**Excerpted records**
****

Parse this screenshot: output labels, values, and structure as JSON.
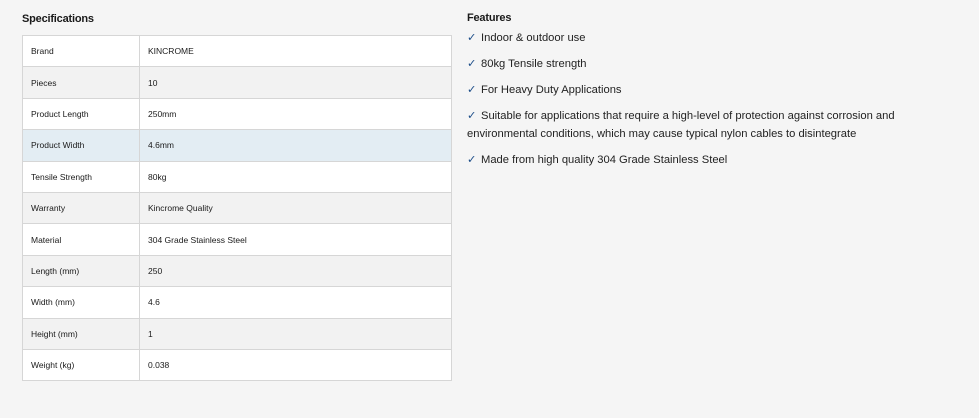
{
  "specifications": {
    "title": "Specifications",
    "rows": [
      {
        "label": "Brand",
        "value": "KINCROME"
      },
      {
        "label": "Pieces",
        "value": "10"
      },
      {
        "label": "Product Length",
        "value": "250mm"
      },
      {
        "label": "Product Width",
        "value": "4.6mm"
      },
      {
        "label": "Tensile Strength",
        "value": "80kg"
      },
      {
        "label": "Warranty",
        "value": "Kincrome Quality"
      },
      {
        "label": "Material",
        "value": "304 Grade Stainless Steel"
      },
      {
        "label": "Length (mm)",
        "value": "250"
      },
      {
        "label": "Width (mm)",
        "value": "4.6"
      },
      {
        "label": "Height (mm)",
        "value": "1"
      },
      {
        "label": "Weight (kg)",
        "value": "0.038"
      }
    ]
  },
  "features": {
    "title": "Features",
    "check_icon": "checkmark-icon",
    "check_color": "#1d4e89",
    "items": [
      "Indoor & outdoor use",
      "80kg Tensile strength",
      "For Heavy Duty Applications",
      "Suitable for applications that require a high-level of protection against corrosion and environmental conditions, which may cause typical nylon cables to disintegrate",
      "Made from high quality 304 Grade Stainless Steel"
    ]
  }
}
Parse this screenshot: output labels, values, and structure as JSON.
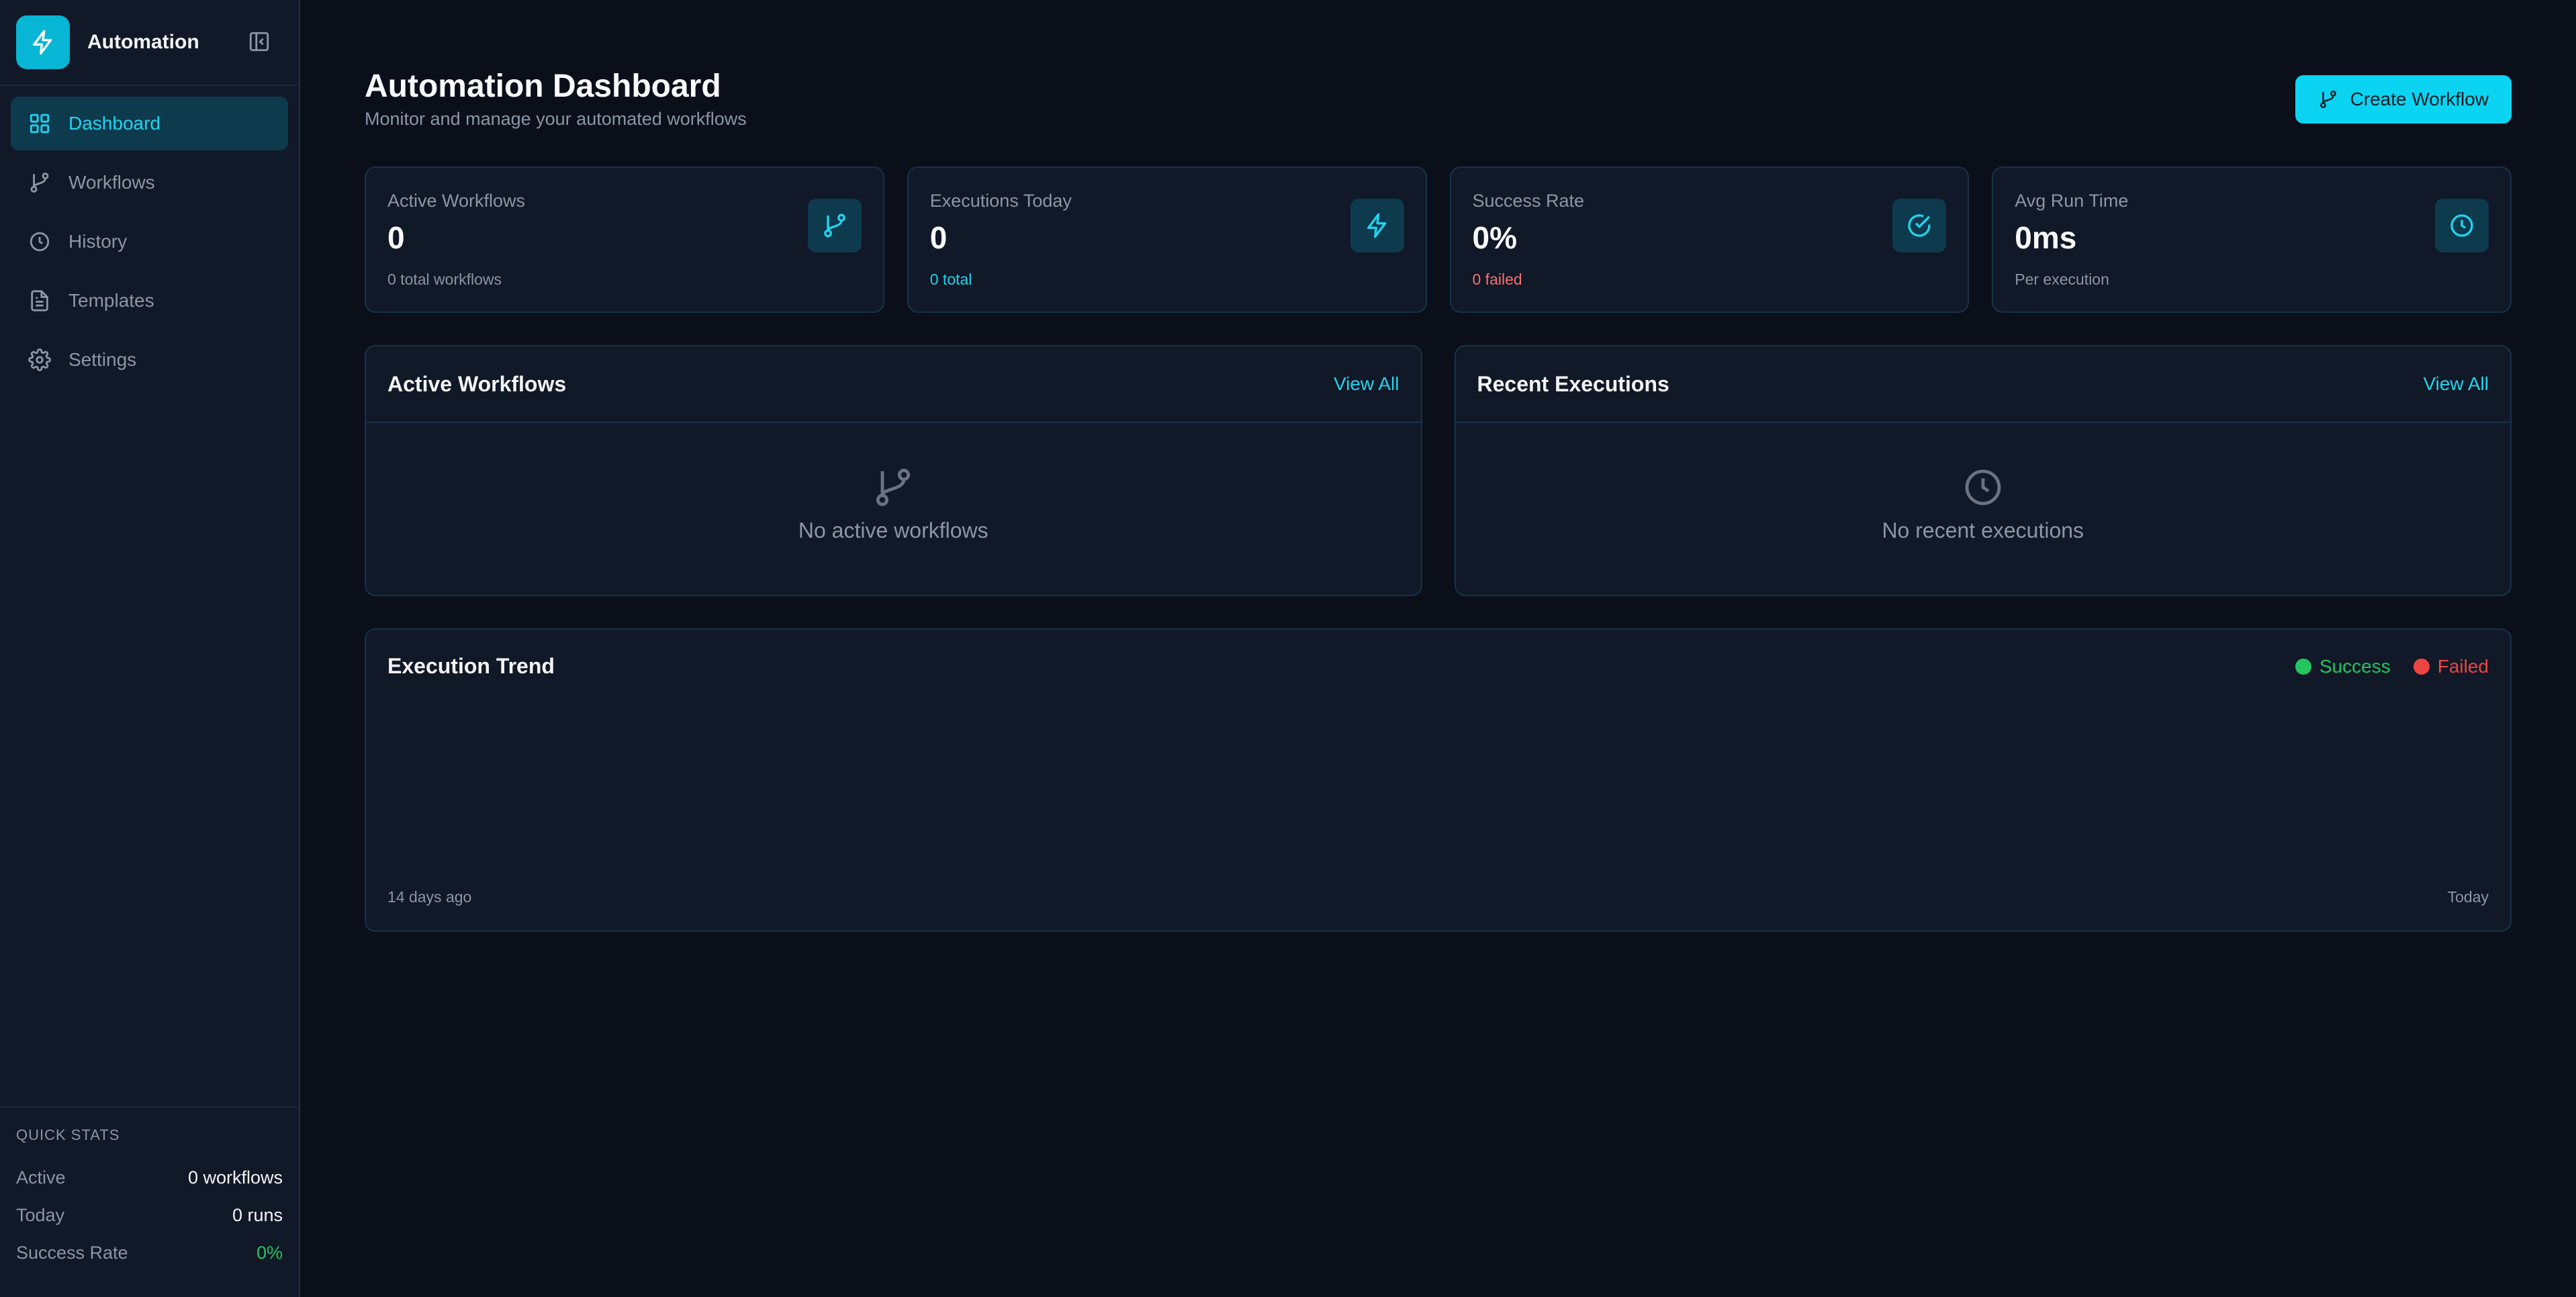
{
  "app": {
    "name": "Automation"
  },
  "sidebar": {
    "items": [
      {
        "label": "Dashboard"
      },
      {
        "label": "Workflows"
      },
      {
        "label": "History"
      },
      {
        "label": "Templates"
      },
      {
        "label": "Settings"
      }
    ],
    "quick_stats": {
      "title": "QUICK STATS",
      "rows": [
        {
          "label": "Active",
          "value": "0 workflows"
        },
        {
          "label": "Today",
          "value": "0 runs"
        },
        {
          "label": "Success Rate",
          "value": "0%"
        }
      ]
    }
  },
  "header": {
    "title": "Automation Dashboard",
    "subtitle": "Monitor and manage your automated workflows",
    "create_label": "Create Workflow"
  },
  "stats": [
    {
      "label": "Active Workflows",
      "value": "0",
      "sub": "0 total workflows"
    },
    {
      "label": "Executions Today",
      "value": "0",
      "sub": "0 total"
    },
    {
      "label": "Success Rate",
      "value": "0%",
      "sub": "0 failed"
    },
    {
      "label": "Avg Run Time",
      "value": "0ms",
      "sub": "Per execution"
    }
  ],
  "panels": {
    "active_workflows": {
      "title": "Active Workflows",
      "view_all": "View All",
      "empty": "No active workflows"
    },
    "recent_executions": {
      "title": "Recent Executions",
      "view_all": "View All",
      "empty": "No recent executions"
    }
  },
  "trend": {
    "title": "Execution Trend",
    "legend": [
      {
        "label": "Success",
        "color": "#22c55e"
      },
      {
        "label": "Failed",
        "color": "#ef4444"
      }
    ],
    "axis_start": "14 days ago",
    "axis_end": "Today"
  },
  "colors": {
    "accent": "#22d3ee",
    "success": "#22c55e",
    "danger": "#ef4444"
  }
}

****

**Given request**
Without including any picture, retype the entries exactly.

**Problem solution**
Parse this screenshot: output labels, values, and structure as JSON.
{
  "specifications": {
    "title": "Specifications",
    "rows": [
      {
        "label": "Brand",
        "value": "KINCROME"
      },
      {
        "label": "Pieces",
        "value": "10"
      },
      {
        "label": "Product Length",
        "value": "250mm"
      },
      {
        "label": "Product Width",
        "value": "4.6mm"
      },
      {
        "label": "Tensile Strength",
        "value": "80kg"
      },
      {
        "label": "Warranty",
        "value": "Kincrome Quality"
      },
      {
        "label": "Material",
        "value": "304 Grade Stainless Steel"
      },
      {
        "label": "Length (mm)",
        "value": "250"
      },
      {
        "label": "Width (mm)",
        "value": "4.6"
      },
      {
        "label": "Height (mm)",
        "value": "1"
      },
      {
        "label": "Weight (kg)",
        "value": "0.038"
      }
    ]
  },
  "features": {
    "title": "Features",
    "check_icon": "checkmark-icon",
    "check_color": "#1d4e89",
    "items": [
      "Indoor & outdoor use",
      "80kg Tensile strength",
      "For Heavy Duty Applications",
      "Suitable for applications that require a high-level of protection against corrosion and environmental conditions, which may cause typical nylon cables to disintegrate",
      "Made from high quality 304 Grade Stainless Steel"
    ]
  }
}
Parse this screenshot: output labels, values, and structure as JSON.
{
  "app": {
    "name": "Automation"
  },
  "sidebar": {
    "items": [
      {
        "label": "Dashboard"
      },
      {
        "label": "Workflows"
      },
      {
        "label": "History"
      },
      {
        "label": "Templates"
      },
      {
        "label": "Settings"
      }
    ],
    "quick_stats": {
      "title": "QUICK STATS",
      "rows": [
        {
          "label": "Active",
          "value": "0 workflows"
        },
        {
          "label": "Today",
          "value": "0 runs"
        },
        {
          "label": "Success Rate",
          "value": "0%"
        }
      ]
    }
  },
  "header": {
    "title": "Automation Dashboard",
    "subtitle": "Monitor and manage your automated workflows",
    "create_label": "Create Workflow"
  },
  "stats": [
    {
      "label": "Active Workflows",
      "value": "0",
      "sub": "0 total workflows"
    },
    {
      "label": "Executions Today",
      "value": "0",
      "sub": "0 total"
    },
    {
      "label": "Success Rate",
      "value": "0%",
      "sub": "0 failed"
    },
    {
      "label": "Avg Run Time",
      "value": "0ms",
      "sub": "Per execution"
    }
  ],
  "panels": {
    "active_workflows": {
      "title": "Active Workflows",
      "view_all": "View All",
      "empty": "No active workflows"
    },
    "recent_executions": {
      "title": "Recent Executions",
      "view_all": "View All",
      "empty": "No recent executions"
    }
  },
  "trend": {
    "title": "Execution Trend",
    "legend": [
      {
        "label": "Success",
        "color": "#22c55e"
      },
      {
        "label": "Failed",
        "color": "#ef4444"
      }
    ],
    "axis_start": "14 days ago",
    "axis_end": "Today"
  },
  "colors": {
    "accent": "#22d3ee",
    "success": "#22c55e",
    "danger": "#ef4444"
  }
}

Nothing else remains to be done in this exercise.